» **What is being asked**: Render every line of the data below as a JSON list of strings, one string per line, omitting blank lines and any pictures.

» **Records**:
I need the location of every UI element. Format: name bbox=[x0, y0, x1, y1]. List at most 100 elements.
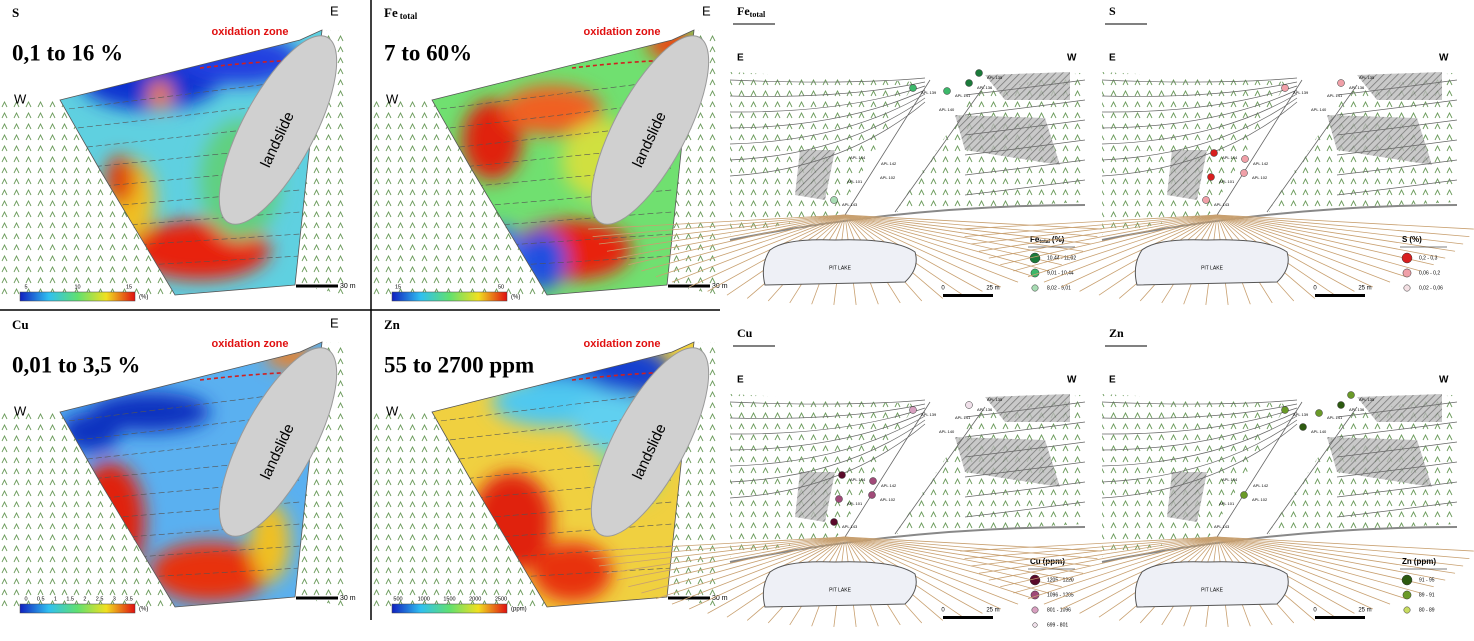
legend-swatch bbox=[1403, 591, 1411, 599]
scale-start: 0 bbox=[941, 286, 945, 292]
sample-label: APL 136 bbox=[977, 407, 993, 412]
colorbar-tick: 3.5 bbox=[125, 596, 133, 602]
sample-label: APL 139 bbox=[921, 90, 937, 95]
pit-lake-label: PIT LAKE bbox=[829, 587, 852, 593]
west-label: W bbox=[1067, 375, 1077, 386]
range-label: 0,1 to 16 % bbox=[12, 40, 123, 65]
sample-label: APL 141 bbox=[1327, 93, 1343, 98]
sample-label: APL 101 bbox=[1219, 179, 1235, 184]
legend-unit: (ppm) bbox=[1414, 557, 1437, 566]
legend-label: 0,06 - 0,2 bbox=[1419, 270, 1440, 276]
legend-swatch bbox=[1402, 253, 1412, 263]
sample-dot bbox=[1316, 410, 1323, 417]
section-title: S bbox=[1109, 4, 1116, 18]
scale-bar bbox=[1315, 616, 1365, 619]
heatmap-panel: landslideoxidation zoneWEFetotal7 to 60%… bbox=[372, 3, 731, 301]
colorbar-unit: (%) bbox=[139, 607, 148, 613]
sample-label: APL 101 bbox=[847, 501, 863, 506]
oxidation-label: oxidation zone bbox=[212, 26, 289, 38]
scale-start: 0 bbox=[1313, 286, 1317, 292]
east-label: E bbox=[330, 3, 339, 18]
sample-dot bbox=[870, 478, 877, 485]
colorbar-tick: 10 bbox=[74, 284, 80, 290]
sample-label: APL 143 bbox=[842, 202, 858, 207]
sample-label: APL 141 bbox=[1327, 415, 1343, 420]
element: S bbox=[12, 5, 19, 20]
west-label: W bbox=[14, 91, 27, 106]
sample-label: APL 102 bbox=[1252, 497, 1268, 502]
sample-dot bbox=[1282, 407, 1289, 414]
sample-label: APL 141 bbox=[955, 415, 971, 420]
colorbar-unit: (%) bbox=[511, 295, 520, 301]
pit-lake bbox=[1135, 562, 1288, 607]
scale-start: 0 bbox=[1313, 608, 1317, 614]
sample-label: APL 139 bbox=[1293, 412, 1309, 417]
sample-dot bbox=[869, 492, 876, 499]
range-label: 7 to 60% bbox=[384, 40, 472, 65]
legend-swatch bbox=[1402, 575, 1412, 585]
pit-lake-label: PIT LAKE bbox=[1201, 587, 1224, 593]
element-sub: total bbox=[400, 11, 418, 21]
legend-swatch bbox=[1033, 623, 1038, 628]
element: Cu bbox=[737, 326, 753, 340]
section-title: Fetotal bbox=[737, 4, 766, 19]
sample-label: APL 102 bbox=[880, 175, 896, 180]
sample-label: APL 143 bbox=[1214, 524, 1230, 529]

» **Exercise result**:
[
  "I need the location of every UI element. Format: name bbox=[x0, y0, x1, y1]. List at most 100 elements.",
  "legend-swatch bbox=[1403, 591, 1411, 599]",
  "scale-start: 0 bbox=[941, 286, 945, 292]",
  "sample-label: APL 136 bbox=[977, 407, 993, 412]",
  "colorbar-tick: 3.5 bbox=[125, 596, 133, 602]",
  "sample-label: APL 139 bbox=[921, 90, 937, 95]",
  "pit-lake-label: PIT LAKE bbox=[829, 587, 852, 593]",
  "west-label: W bbox=[1067, 375, 1077, 386]",
  "range-label: 0,1 to 16 % bbox=[12, 40, 123, 65]",
  "sample-label: APL 141 bbox=[1327, 93, 1343, 98]",
  "sample-label: APL 101 bbox=[1219, 179, 1235, 184]",
  "legend-unit: (ppm) bbox=[1414, 557, 1437, 566]",
  "legend-label: 0,06 - 0,2 bbox=[1419, 270, 1440, 276]",
  "legend-swatch bbox=[1402, 253, 1412, 263]",
  "sample-dot bbox=[1316, 410, 1323, 417]",
  "section-title: S bbox=[1109, 4, 1116, 18]",
  "scale-bar bbox=[1315, 616, 1365, 619]",
  "heatmap-panel: landslideoxidation zoneWEFetotal7 to 60%… bbox=[372, 3, 731, 301]",
  "colorbar-unit: (%) bbox=[139, 607, 148, 613]",
  "sample-label: APL 101 bbox=[847, 501, 863, 506]",
  "oxidation-label: oxidation zone bbox=[212, 26, 289, 38]",
  "scale-start: 0 bbox=[1313, 286, 1317, 292]",
  "east-label: E bbox=[330, 3, 339, 18]",
  "sample-dot bbox=[870, 478, 877, 485]",
  "colorbar-tick: 10 bbox=[74, 284, 80, 290]",
  "sample-label: APL 143 bbox=[842, 202, 858, 207]",
  "sample-label: APL 141 bbox=[1327, 415, 1343, 420]",
  "element: S bbox=[12, 5, 19, 20]",
  "west-label: W bbox=[14, 91, 27, 106]",
  "sample-label: APL 102 bbox=[1252, 497, 1268, 502]",
  "sample-dot bbox=[1282, 407, 1289, 414]",
  "sample-label: APL 141 bbox=[955, 415, 971, 420]",
  "colorbar-unit: (%) bbox=[511, 295, 520, 301]",
  "pit-lake bbox=[1135, 562, 1288, 607]",
  "scale-start: 0 bbox=[1313, 608, 1317, 614]",
  "sample-label: APL 139 bbox=[1293, 412, 1309, 417]",
  "sample-dot bbox=[869, 492, 876, 499]",
  "range-label: 7 to 60% bbox=[384, 40, 472, 65]",
  "legend-swatch bbox=[1402, 575, 1412, 585]",
  "pit-lake-label: PIT LAKE bbox=[1201, 587, 1224, 593]",
  "element-sub: total bbox=[400, 11, 418, 21]",
  "legend-swatch bbox=[1033, 623, 1038, 628]",
  "element: Cu bbox=[737, 326, 753, 340]",
  "section-title: Fetotal bbox=[737, 4, 766, 19]",
  "sample-label: APL 102 bbox=[880, 175, 896, 180]",
  "sample-label: APL 143 bbox=[1214, 524, 1230, 529]"
]